§ **Tarea a realizar**:
Transcribe sin cambios el tramo de los comentarios sobre la cocina asturiana que va desde "Jejejejjee, la polémica" hasta "sería muy pesado...".
++++ Texto proporcionado
Un saludo a todos y reiteraros las gracias.

Anónimo dijo...

Reconozco que cada vez que piso Asturias me quedo alucinado por como se come ahí. Yo en particular tengo la suerte de tener una antigua profesora mía que es más de Asturias que la fabada y que cocina, en fin, sin comentarios. Sus fabadas "con almejes" y "del país" son n simplemente espectaculares y el día que te invita a una, tienes que ayunar un par de días antes para poder degustar y dejar sitio en el estómago.
Encima hace unos licores caseros que quitan en sentío.
Ahora bien, respecto del comentario anónimo, me gustaría decir que por qué siempre para poner algo bien hay que desprestigiar lo de los demás. La comida astur es maravillosa, así como su gente, pero de ahí a pensar que todo lo demás, y siendo sureño, es una auténtica porquería, en fin. Seamos serios. Comida riquísima en todas las partes de España las hay y no sólo de fritura malagueña vive la ciudad, hay que conocer las especialidades camperas para poder opinar con propiedad. Lo digo porque he viajado mucho, y espero seguir haciéndolo y no sé con qué comida me quedaría de todo lo ancho y largo de la geografía española, incluída el País Vasco y Cataluña.

Saludos a Guisaillopapa... Seguid así.

Jordán Abellaner dijo...

Jejejejjee, la polémica se desata en GuisailloPapa, Carrascal, esto hay que mediarlo, que igual se convierte esto en Sálvame Deluxe.
Hombre, yo opino que a cada sitio lo suyo, sin desprestigiar lo de los demás. En Málaga, si no comes pescado, puedes subsistir con productos sin parangón del valle del Guadalhorce, que resulta que si no fuese tan pequeño en extensión, rivalizaría con la famosa huerta murciana. Por otra parte, embutidos, quesos y aceites o la famosa moscatel ayudan a sobrevivir dignamente. En Asturias hay cantidad y calidad de pastos y donde hay pastos hay vacas y donde hay vacas engordadas con buenos pastos, hay leches de puta madre y por ende, quesos místicos para el paladar. Y claro, buenas carnes. Pero a la cocina le va bien la austeridad y si no veamos el olivo manchego con su cornicabra o el extremeño con su morisca... Seguir sería muy pesado...
++++++++
++++ Datos aportados
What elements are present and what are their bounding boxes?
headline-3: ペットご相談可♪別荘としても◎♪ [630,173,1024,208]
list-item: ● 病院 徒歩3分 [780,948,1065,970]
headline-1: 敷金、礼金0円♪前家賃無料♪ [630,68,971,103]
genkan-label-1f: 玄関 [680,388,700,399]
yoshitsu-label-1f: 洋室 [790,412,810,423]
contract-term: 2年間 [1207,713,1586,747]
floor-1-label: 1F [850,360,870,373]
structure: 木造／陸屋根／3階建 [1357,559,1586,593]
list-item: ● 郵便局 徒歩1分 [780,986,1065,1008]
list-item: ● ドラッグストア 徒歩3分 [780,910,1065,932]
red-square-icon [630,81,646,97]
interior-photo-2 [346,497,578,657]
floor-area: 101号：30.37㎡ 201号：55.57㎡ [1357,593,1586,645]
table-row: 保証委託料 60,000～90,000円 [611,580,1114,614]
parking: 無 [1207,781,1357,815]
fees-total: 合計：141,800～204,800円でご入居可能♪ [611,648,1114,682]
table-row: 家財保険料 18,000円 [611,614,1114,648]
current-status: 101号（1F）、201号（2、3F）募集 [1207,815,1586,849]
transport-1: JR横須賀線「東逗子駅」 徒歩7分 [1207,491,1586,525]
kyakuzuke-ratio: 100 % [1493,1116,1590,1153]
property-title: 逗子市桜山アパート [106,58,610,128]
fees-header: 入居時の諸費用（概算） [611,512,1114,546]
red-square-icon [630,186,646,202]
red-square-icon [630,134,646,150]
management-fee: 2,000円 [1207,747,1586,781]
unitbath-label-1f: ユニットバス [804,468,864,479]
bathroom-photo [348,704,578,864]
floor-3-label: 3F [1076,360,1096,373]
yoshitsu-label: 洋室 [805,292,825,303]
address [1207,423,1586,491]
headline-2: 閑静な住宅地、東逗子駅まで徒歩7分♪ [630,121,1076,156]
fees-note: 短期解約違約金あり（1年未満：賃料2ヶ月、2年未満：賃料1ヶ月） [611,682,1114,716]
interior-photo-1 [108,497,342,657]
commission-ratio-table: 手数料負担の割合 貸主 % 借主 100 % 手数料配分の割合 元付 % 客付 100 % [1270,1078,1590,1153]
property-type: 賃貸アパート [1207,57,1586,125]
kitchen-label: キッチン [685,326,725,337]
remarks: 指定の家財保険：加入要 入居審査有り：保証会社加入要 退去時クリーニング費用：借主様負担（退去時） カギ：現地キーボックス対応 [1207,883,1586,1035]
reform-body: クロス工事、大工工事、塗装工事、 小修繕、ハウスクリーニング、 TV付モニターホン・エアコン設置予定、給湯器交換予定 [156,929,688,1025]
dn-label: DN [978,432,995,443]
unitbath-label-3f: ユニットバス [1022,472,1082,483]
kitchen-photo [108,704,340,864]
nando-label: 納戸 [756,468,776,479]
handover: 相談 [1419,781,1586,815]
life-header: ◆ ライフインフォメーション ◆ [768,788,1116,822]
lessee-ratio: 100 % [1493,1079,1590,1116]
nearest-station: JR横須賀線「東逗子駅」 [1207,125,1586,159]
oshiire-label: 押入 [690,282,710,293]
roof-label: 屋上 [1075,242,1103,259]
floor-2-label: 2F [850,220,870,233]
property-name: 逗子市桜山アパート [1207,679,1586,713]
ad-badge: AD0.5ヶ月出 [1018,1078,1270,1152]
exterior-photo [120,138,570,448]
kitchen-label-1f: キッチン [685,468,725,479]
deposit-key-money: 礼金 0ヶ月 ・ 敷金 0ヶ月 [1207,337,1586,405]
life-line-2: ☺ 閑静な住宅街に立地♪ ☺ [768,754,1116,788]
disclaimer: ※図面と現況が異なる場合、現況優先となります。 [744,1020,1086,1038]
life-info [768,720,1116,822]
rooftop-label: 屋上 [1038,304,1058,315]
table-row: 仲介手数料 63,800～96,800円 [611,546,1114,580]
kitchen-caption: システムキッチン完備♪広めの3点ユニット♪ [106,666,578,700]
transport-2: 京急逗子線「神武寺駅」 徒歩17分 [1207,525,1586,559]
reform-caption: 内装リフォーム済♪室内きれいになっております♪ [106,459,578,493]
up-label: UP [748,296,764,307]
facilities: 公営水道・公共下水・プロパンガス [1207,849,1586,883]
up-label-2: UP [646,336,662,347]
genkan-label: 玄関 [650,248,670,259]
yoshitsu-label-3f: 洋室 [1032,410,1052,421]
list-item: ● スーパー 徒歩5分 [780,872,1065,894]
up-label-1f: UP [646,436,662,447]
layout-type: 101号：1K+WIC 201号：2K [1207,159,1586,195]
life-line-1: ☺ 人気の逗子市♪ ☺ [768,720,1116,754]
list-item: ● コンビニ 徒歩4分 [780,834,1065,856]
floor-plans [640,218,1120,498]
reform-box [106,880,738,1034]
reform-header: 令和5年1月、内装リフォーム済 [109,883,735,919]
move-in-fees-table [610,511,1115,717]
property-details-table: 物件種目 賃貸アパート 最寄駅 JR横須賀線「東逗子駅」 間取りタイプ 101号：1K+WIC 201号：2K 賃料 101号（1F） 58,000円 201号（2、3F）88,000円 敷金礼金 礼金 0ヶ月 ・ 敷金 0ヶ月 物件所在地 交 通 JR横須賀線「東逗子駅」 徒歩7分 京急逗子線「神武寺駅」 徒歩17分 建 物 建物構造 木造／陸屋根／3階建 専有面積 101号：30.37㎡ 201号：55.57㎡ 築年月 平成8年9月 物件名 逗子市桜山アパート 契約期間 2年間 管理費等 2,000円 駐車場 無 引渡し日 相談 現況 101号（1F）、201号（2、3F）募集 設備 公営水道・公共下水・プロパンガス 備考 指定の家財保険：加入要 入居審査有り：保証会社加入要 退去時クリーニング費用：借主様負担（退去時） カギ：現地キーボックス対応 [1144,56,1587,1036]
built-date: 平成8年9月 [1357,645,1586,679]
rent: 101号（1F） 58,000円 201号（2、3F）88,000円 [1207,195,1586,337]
++++++++
§ **Respuesta escrita**:
Jejejejjee, la polémica se desata en GuisailloPapa, Carrascal, esto hay que mediarlo, que igual se convierte esto en Sálvame Deluxe.
Hombre, yo opino que a cada sitio lo suyo, sin desprestigiar lo de los demás. En Málaga, si no comes pescado, puedes subsistir con productos sin parangón del valle del Guadalhorce, que resulta que si no fuese tan pequeño en extensión, rivalizaría con la famosa huerta murciana. Por otra parte, embutidos, quesos y aceites o la famosa moscatel ayudan a sobrevivir dignamente. En Asturias hay cantidad y calidad de pastos y donde hay pastos hay vacas y donde hay vacas engordadas con buenos pastos, hay leches de puta madre y por ende, quesos místicos para el paladar. Y claro, buenas carnes. Pero a la cocina le va bien la austeridad y si no veamos el olivo manchego con su cornicabra o el extremeño con su morisca... Seguir sería muy pesado...